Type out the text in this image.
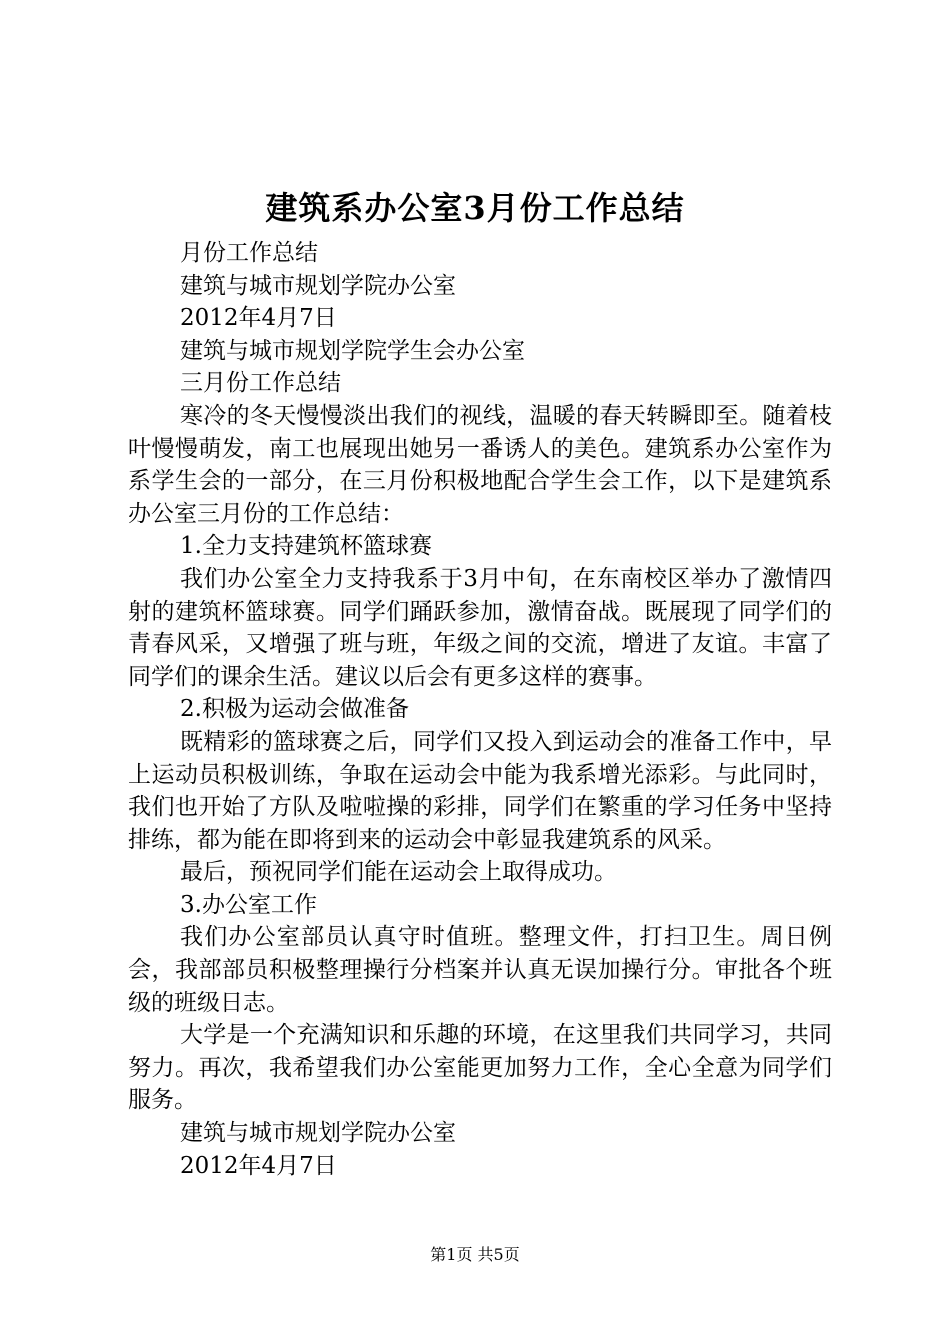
建筑系办公室3月份工作总结
月份工作总结
建筑与城市规划学院办公室
2012年4月7日
建筑与城市规划学院学生会办公室
三月份工作总结

寒冷的冬天慢慢淡出我们的视线，温暖的春天转瞬即至。随着枝叶慢慢萌发，南工也展现出她另一番诱人的美色。建筑系办公室作为系学生会的一部分，在三月份积极地配合学生会工作，以下是建筑系办公室三月份的工作总结：

1.全力支持建筑杯篮球赛

我们办公室全力支持我系于3月中旬，在东南校区举办了激情四射的建筑杯篮球赛。同学们踊跃参加，激情奋战。既展现了同学们的青春风采，又增强了班与班，年级之间的交流，增进了友谊。丰富了同学们的课余生活。建议以后会有更多这样的赛事。

2.积极为运动会做准备

既精彩的篮球赛之后，同学们又投入到运动会的准备工作中，早上运动员积极训练，争取在运动会中能为我系增光添彩。与此同时，我们也开始了方队及啦啦操的彩排，同学们在繁重的学习任务中坚持排练，都为能在即将到来的运动会中彰显我建筑系的风采。

最后，预祝同学们能在运动会上取得成功。

3.办公室工作

我们办公室部员认真守时值班。整理文件，打扫卫生。周日例会，我部部员积极整理操行分档案并认真无误加操行分。审批各个班级的班级日志。

大学是一个充满知识和乐趣的环境，在这里我们共同学习，共同努力。再次，我希望我们办公室能更加努力工作，全心全意为同学们服务。

建筑与城市规划学院办公室
2012年4月7日
第1页 共5页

▶ _JOB_
Write the listing out a second time exactly, dropping all images.

▶ _REPLY TO THE EXERCISE_
Type out the text in this image.
建筑系办公室3月份工作总结
月份工作总结
建筑与城市规划学院办公室
2012年4月7日
建筑与城市规划学院学生会办公室
三月份工作总结

寒冷的冬天慢慢淡出我们的视线，温暖的春天转瞬即至。随着枝叶慢慢萌发，南工也展现出她另一番诱人的美色。建筑系办公室作为系学生会的一部分，在三月份积极地配合学生会工作，以下是建筑系办公室三月份的工作总结：

1.全力支持建筑杯篮球赛

我们办公室全力支持我系于3月中旬，在东南校区举办了激情四射的建筑杯篮球赛。同学们踊跃参加，激情奋战。既展现了同学们的青春风采，又增强了班与班，年级之间的交流，增进了友谊。丰富了同学们的课余生活。建议以后会有更多这样的赛事。

2.积极为运动会做准备

既精彩的篮球赛之后，同学们又投入到运动会的准备工作中，早上运动员积极训练，争取在运动会中能为我系增光添彩。与此同时，我们也开始了方队及啦啦操的彩排，同学们在繁重的学习任务中坚持排练，都为能在即将到来的运动会中彰显我建筑系的风采。

最后，预祝同学们能在运动会上取得成功。

3.办公室工作

我们办公室部员认真守时值班。整理文件，打扫卫生。周日例会，我部部员积极整理操行分档案并认真无误加操行分。审批各个班级的班级日志。

大学是一个充满知识和乐趣的环境，在这里我们共同学习，共同努力。再次，我希望我们办公室能更加努力工作，全心全意为同学们服务。

建筑与城市规划学院办公室
2012年4月7日
第1页 共5页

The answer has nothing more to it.